Task material »
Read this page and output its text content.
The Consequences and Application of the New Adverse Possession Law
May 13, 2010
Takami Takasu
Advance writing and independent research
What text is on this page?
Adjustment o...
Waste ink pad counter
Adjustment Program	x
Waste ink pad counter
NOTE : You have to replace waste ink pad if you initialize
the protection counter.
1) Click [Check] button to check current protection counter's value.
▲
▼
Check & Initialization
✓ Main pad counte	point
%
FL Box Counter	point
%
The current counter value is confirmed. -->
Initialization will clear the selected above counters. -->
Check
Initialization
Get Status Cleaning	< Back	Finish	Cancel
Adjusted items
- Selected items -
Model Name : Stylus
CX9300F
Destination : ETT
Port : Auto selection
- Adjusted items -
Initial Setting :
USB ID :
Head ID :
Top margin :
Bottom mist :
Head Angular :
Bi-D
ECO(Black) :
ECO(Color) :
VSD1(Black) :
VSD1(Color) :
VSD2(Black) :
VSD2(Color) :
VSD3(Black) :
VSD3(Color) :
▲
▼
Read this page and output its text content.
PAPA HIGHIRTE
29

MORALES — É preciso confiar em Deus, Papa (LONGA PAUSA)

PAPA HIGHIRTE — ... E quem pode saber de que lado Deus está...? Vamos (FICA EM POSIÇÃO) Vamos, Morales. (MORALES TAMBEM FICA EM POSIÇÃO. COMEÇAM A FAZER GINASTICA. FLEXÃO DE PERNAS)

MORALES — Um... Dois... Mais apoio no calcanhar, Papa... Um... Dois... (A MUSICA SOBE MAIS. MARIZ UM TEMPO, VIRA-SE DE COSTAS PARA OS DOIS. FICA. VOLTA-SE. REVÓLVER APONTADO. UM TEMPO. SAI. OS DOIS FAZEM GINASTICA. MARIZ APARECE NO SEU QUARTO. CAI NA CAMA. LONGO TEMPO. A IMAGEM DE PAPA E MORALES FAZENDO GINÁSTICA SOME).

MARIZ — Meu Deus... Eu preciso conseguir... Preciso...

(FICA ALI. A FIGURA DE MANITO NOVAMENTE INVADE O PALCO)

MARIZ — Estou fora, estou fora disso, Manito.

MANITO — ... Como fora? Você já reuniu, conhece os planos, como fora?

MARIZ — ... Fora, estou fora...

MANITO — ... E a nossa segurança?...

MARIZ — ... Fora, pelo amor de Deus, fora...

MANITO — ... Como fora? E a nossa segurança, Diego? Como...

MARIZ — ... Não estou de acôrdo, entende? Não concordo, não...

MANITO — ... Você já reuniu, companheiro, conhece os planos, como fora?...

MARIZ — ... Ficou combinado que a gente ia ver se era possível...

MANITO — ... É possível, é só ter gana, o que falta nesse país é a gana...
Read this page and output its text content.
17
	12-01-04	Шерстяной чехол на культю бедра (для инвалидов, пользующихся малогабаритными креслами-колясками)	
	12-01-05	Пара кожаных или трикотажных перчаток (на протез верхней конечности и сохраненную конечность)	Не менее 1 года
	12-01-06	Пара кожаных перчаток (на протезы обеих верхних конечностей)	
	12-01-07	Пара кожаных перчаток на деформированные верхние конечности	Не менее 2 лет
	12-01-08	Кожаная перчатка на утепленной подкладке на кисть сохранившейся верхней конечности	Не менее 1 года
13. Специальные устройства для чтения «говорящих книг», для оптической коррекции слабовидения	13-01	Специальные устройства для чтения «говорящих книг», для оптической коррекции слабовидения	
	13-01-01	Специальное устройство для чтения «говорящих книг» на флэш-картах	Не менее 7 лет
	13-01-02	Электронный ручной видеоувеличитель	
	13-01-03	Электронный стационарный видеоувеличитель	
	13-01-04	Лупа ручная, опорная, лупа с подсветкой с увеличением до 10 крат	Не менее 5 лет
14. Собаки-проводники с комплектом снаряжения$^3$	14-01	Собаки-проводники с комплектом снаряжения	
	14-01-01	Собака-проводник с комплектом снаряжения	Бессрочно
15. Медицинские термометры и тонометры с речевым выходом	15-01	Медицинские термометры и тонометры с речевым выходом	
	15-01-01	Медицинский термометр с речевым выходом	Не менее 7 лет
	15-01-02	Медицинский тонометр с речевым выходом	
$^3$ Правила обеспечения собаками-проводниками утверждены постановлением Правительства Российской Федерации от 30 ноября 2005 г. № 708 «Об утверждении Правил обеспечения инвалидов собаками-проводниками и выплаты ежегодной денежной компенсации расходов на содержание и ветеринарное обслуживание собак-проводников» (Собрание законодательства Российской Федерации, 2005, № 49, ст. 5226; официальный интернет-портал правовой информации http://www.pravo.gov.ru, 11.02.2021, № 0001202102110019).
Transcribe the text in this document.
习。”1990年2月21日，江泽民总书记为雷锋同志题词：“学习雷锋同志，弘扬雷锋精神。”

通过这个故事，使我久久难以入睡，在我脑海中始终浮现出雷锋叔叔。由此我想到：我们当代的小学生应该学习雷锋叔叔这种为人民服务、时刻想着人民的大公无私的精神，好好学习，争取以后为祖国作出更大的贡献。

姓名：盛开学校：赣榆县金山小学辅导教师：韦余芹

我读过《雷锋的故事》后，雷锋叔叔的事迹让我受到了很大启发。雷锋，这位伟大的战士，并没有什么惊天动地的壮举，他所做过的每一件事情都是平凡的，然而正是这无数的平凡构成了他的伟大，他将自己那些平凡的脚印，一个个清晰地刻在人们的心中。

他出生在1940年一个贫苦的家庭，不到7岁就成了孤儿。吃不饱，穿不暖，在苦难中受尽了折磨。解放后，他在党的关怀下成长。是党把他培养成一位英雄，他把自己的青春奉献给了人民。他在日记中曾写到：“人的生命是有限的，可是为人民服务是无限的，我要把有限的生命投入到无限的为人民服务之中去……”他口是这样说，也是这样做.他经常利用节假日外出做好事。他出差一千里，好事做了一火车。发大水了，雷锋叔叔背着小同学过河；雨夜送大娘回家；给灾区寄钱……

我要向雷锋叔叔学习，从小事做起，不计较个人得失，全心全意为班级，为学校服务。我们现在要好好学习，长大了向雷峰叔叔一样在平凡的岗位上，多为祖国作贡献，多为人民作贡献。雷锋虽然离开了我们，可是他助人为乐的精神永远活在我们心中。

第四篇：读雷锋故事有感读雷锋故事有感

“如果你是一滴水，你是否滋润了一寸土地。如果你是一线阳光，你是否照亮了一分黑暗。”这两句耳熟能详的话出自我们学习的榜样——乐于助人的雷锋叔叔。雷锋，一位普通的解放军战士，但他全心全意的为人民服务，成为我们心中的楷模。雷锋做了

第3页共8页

Exercise »
Extract, word for word, each line of the listing above.

Correct response »
Read this page and output its text content.
The Consequences and Application of the New Adverse Possession Law
May 13, 2010
Takami Takasu
Advance writing and independent research
What text is on this page?
Adjustment o...
Waste ink pad counter
Adjustment Program	x
Waste ink pad counter
NOTE : You have to replace waste ink pad if you initialize
the protection counter.
1) Click [Check] button to check current protection counter's value.
▲
▼
Check & Initialization
✓ Main pad counte	point
%
FL Box Counter	point
%
The current counter value is confirmed. -->
Initialization will clear the selected above counters. -->
Check
Initialization
Get Status Cleaning	< Back	Finish	Cancel
Adjusted items
- Selected items -
Model Name : Stylus
CX9300F
Destination : ETT
Port : Auto selection
- Adjusted items -
Initial Setting :
USB ID :
Head ID :
Top margin :
Bottom mist :
Head Angular :
Bi-D
ECO(Black) :
ECO(Color) :
VSD1(Black) :
VSD1(Color) :
VSD2(Black) :
VSD2(Color) :
VSD3(Black) :
VSD3(Color) :
▲
▼
Read this page and output its text content.
PAPA HIGHIRTE
29

MORALES — É preciso confiar em Deus, Papa (LONGA PAUSA)

PAPA HIGHIRTE — ... E quem pode saber de que lado Deus está...? Vamos (FICA EM POSIÇÃO) Vamos, Morales. (MORALES TAMBEM FICA EM POSIÇÃO. COMEÇAM A FAZER GINASTICA. FLEXÃO DE PERNAS)

MORALES — Um... Dois... Mais apoio no calcanhar, Papa... Um... Dois... (A MUSICA SOBE MAIS. MARIZ UM TEMPO, VIRA-SE DE COSTAS PARA OS DOIS. FICA. VOLTA-SE. REVÓLVER APONTADO. UM TEMPO. SAI. OS DOIS FAZEM GINASTICA. MARIZ APARECE NO SEU QUARTO. CAI NA CAMA. LONGO TEMPO. A IMAGEM DE PAPA E MORALES FAZENDO GINÁSTICA SOME).

MARIZ — Meu Deus... Eu preciso conseguir... Preciso...

(FICA ALI. A FIGURA DE MANITO NOVAMENTE INVADE O PALCO)

MARIZ — Estou fora, estou fora disso, Manito.

MANITO — ... Como fora? Você já reuniu, conhece os planos, como fora?

MARIZ — ... Fora, estou fora...

MANITO — ... E a nossa segurança?...

MARIZ — ... Fora, pelo amor de Deus, fora...

MANITO — ... Como fora? E a nossa segurança, Diego? Como...

MARIZ — ... Não estou de acôrdo, entende? Não concordo, não...

MANITO — ... Você já reuniu, companheiro, conhece os planos, como fora?...

MARIZ — ... Ficou combinado que a gente ia ver se era possível...

MANITO — ... É possível, é só ter gana, o que falta nesse país é a gana...
Read this page and output its text content.
17
	12-01-04	Шерстяной чехол на культю бедра (для инвалидов, пользующихся малогабаритными креслами-колясками)	
	12-01-05	Пара кожаных или трикотажных перчаток (на протез верхней конечности и сохраненную конечность)	Не менее 1 года
	12-01-06	Пара кожаных перчаток (на протезы обеих верхних конечностей)	
	12-01-07	Пара кожаных перчаток на деформированные верхние конечности	Не менее 2 лет
	12-01-08	Кожаная перчатка на утепленной подкладке на кисть сохранившейся верхней конечности	Не менее 1 года
13. Специальные устройства для чтения «говорящих книг», для оптической коррекции слабовидения	13-01	Специальные устройства для чтения «говорящих книг», для оптической коррекции слабовидения	
	13-01-01	Специальное устройство для чтения «говорящих книг» на флэш-картах	Не менее 7 лет
	13-01-02	Электронный ручной видеоувеличитель	
	13-01-03	Электронный стационарный видеоувеличитель	
	13-01-04	Лупа ручная, опорная, лупа с подсветкой с увеличением до 10 крат	Не менее 5 лет
14. Собаки-проводники с комплектом снаряжения$^3$	14-01	Собаки-проводники с комплектом снаряжения	
	14-01-01	Собака-проводник с комплектом снаряжения	Бессрочно
15. Медицинские термометры и тонометры с речевым выходом	15-01	Медицинские термометры и тонометры с речевым выходом	
	15-01-01	Медицинский термометр с речевым выходом	Не менее 7 лет
	15-01-02	Медицинский тонометр с речевым выходом	
$^3$ Правила обеспечения собаками-проводниками утверждены постановлением Правительства Российской Федерации от 30 ноября 2005 г. № 708 «Об утверждении Правил обеспечения инвалидов собаками-проводниками и выплаты ежегодной денежной компенсации расходов на содержание и ветеринарное обслуживание собак-проводников» (Собрание законодательства Российской Федерации, 2005, № 49, ст. 5226; официальный интернет-портал правовой информации http://www.pravo.gov.ru, 11.02.2021, № 0001202102110019).
Transcribe the text in this document.
习。”1990年2月21日，江泽民总书记为雷锋同志题词：“学习雷锋同志，弘扬雷锋精神。”

通过这个故事，使我久久难以入睡，在我脑海中始终浮现出雷锋叔叔。由此我想到：我们当代的小学生应该学习雷锋叔叔这种为人民服务、时刻想着人民的大公无私的精神，好好学习，争取以后为祖国作出更大的贡献。

姓名：盛开学校：赣榆县金山小学辅导教师：韦余芹

我读过《雷锋的故事》后，雷锋叔叔的事迹让我受到了很大启发。雷锋，这位伟大的战士，并没有什么惊天动地的壮举，他所做过的每一件事情都是平凡的，然而正是这无数的平凡构成了他的伟大，他将自己那些平凡的脚印，一个个清晰地刻在人们的心中。

他出生在1940年一个贫苦的家庭，不到7岁就成了孤儿。吃不饱，穿不暖，在苦难中受尽了折磨。解放后，他在党的关怀下成长。是党把他培养成一位英雄，他把自己的青春奉献给了人民。他在日记中曾写到：“人的生命是有限的，可是为人民服务是无限的，我要把有限的生命投入到无限的为人民服务之中去……”他口是这样说，也是这样做.他经常利用节假日外出做好事。他出差一千里，好事做了一火车。发大水了，雷锋叔叔背着小同学过河；雨夜送大娘回家；给灾区寄钱……

我要向雷锋叔叔学习，从小事做起，不计较个人得失，全心全意为班级，为学校服务。我们现在要好好学习，长大了向雷峰叔叔一样在平凡的岗位上，多为祖国作贡献，多为人民作贡献。雷锋虽然离开了我们，可是他助人为乐的精神永远活在我们心中。

第四篇：读雷锋故事有感读雷锋故事有感

“如果你是一滴水，你是否滋润了一寸土地。如果你是一线阳光，你是否照亮了一分黑暗。”这两句耳熟能详的话出自我们学习的榜样——乐于助人的雷锋叔叔。雷锋，一位普通的解放军战士，但他全心全意的为人民服务，成为我们心中的楷模。雷锋做了

第3页共8页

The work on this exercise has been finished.